[Start]

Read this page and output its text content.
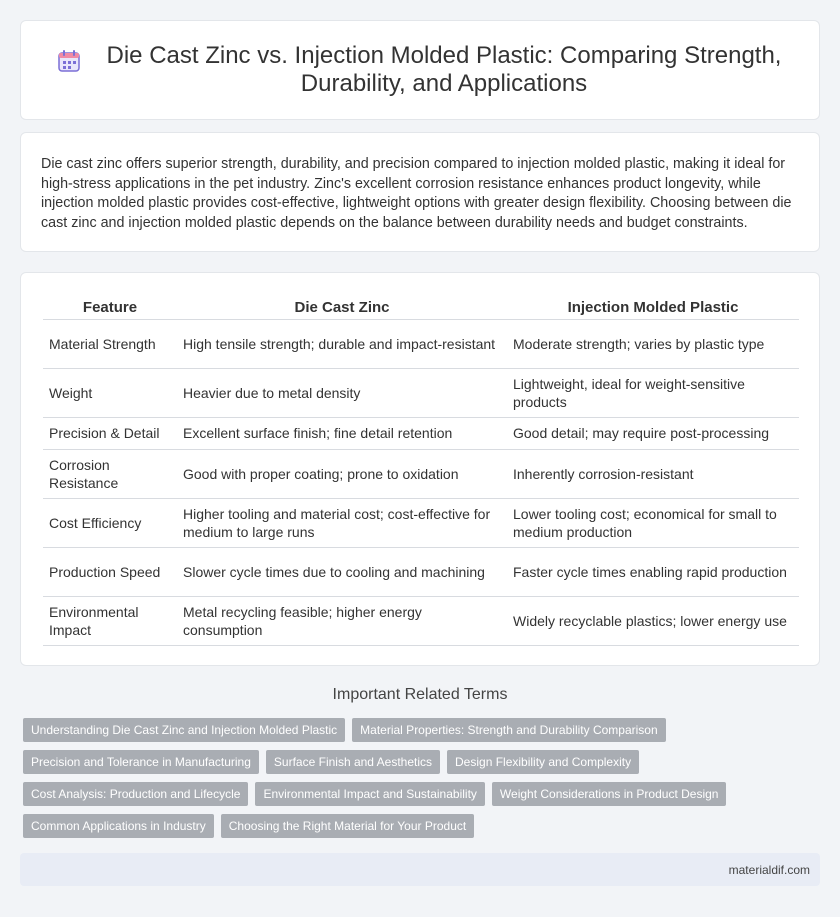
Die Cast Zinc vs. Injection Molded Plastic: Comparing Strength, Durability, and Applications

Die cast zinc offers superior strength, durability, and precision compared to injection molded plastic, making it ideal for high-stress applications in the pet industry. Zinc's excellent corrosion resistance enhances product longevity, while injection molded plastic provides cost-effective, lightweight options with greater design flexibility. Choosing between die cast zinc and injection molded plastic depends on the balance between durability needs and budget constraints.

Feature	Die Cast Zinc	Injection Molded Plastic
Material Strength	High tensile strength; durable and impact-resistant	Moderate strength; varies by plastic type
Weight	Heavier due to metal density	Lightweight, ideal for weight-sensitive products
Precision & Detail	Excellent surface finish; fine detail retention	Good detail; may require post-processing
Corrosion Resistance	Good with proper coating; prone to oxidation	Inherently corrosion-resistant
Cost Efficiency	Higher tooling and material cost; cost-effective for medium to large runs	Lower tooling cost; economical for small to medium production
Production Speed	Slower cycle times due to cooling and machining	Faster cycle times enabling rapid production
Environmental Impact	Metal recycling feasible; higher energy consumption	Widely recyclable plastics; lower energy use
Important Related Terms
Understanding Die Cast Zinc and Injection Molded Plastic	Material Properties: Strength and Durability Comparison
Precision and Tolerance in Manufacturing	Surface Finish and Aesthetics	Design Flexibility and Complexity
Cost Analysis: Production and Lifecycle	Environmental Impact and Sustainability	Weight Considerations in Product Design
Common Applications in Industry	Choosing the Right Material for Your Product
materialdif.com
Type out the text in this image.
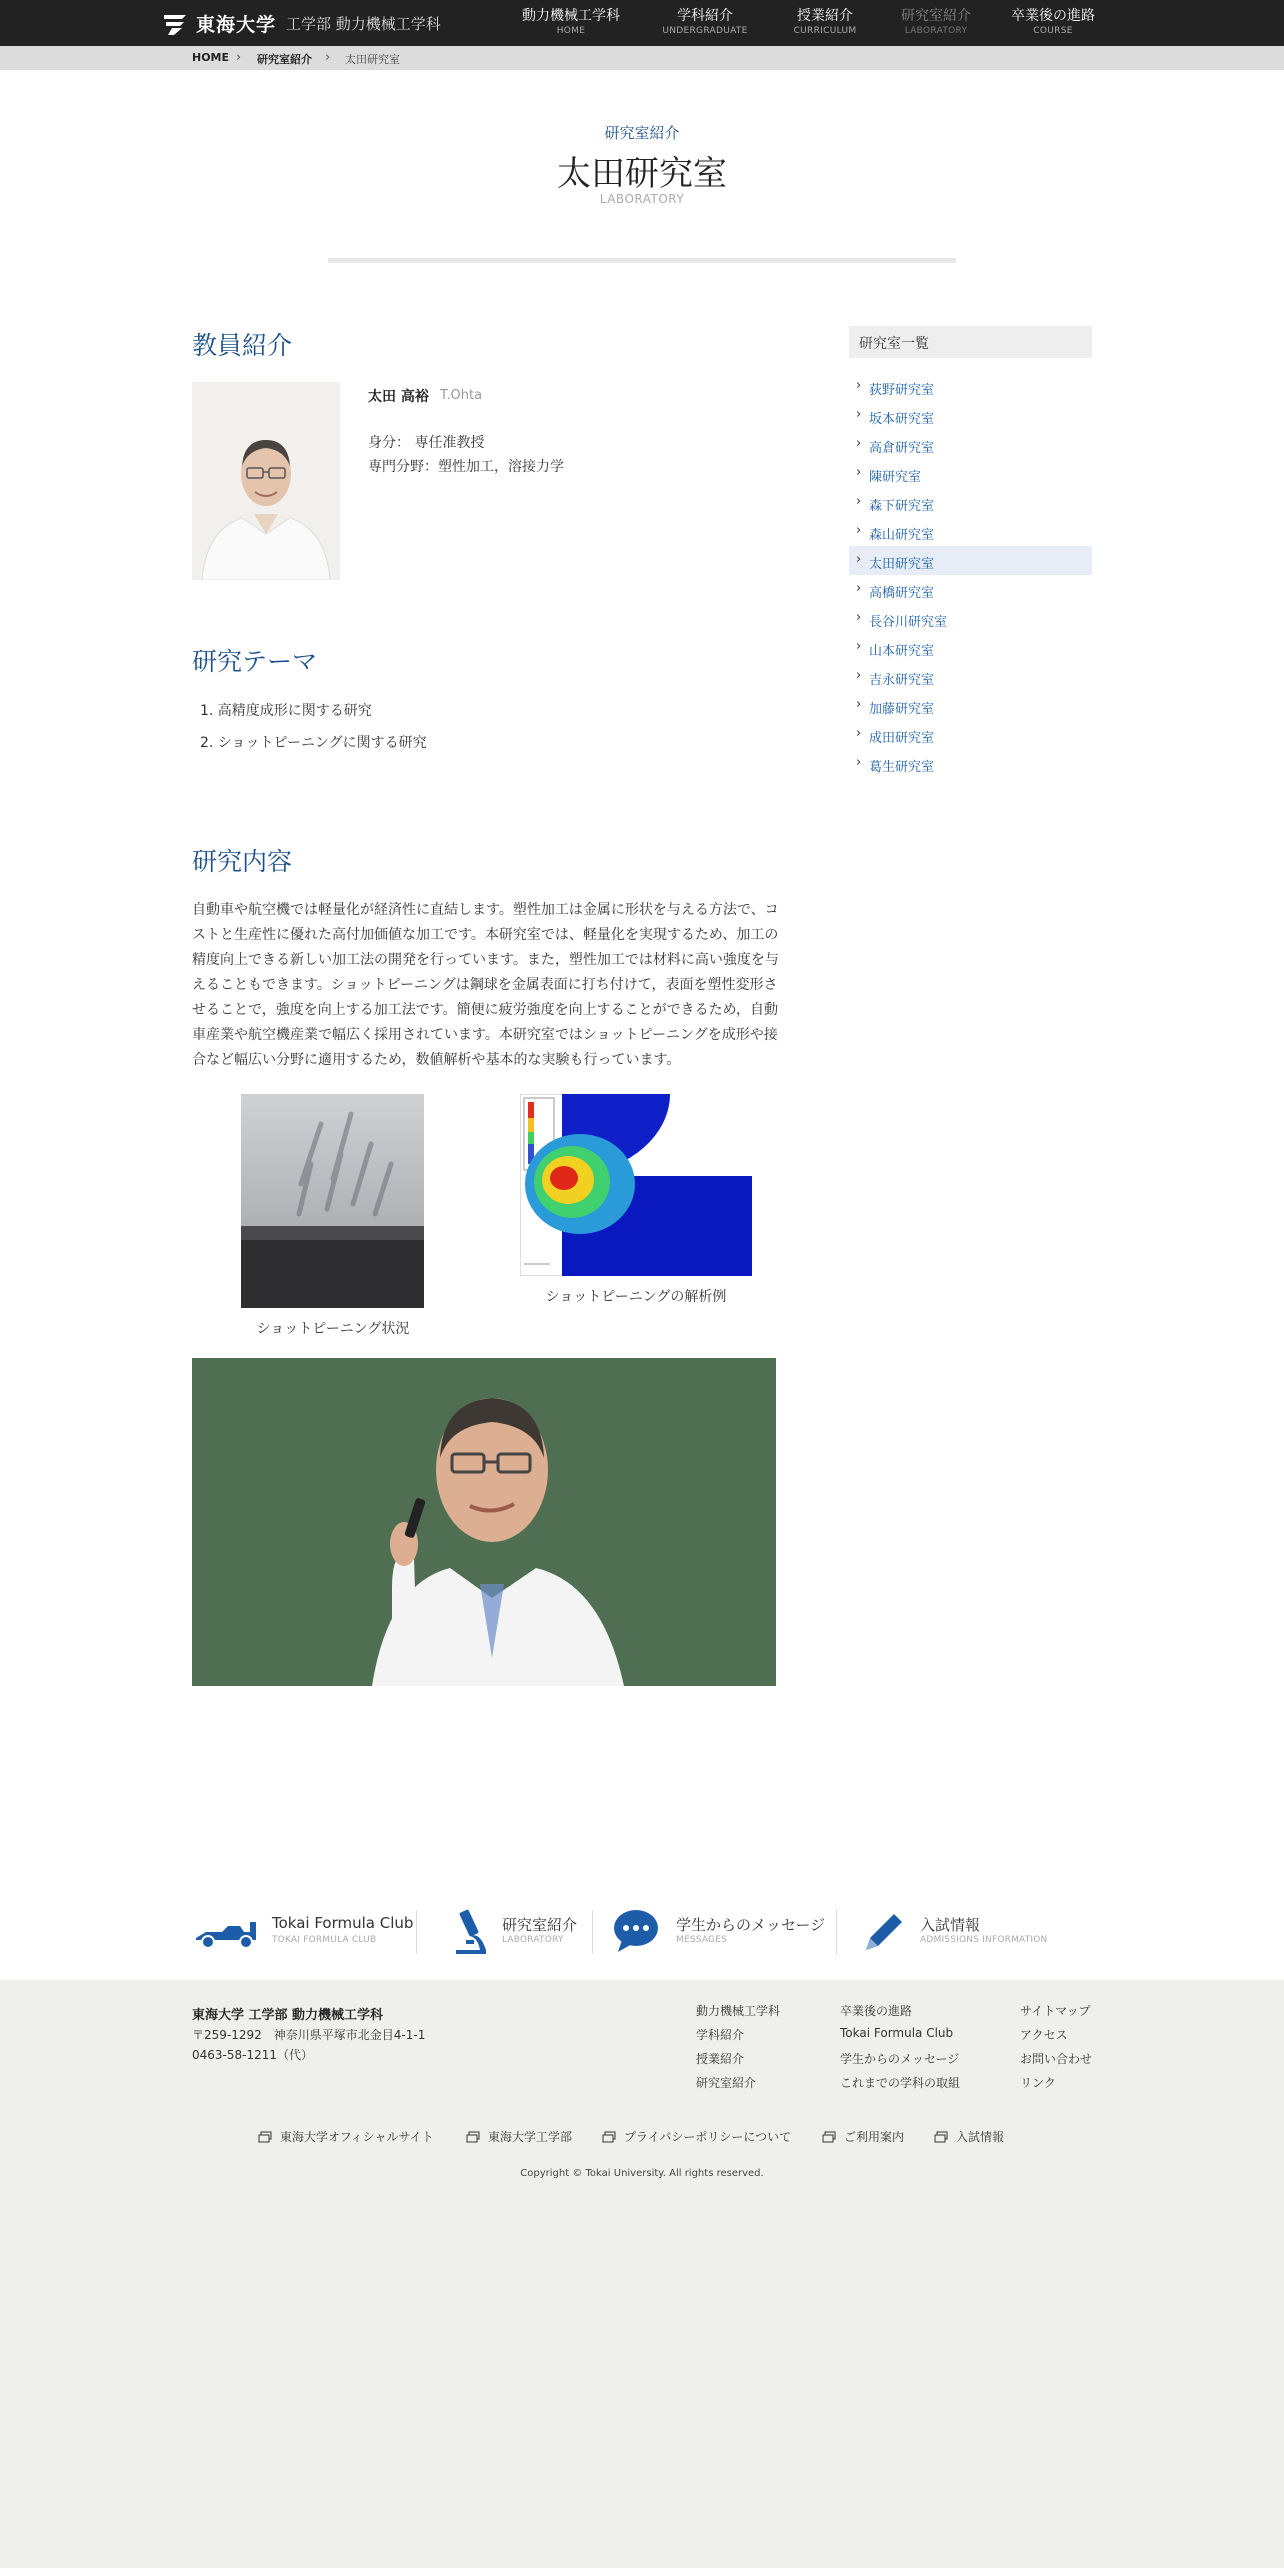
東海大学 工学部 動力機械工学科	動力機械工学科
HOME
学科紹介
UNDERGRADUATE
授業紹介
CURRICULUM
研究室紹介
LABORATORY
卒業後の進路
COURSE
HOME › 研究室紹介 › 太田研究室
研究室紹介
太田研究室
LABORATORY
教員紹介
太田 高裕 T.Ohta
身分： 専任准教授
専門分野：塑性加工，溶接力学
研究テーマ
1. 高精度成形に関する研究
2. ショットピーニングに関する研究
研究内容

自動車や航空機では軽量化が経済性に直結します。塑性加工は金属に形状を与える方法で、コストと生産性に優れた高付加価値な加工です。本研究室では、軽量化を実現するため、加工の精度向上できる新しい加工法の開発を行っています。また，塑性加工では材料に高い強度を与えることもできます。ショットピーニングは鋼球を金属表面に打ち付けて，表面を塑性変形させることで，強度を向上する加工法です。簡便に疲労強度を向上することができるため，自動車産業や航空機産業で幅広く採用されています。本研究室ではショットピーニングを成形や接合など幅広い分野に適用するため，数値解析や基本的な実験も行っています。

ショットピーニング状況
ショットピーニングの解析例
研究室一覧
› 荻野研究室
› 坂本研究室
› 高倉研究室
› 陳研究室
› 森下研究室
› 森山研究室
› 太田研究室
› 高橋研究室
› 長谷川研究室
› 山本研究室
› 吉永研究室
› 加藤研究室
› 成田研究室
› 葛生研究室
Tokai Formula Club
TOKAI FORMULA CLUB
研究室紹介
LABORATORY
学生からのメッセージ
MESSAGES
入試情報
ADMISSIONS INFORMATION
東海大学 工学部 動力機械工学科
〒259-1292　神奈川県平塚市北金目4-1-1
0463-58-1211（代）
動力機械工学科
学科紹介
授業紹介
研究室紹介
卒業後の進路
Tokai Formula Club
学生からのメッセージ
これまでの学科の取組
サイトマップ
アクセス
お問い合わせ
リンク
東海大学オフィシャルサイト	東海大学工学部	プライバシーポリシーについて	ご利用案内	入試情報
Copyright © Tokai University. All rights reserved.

[End]

**SET PROBLEM:** Copy each line of the listing that contains the string "Good".

**COMPLETED EXERCISE:**
Precision & Detail	Excellent surface finish; fine detail retention	Good detail; may require post-processing
Corrosion Resistance	Good with proper coating; prone to oxidation	Inherently corrosion-resistant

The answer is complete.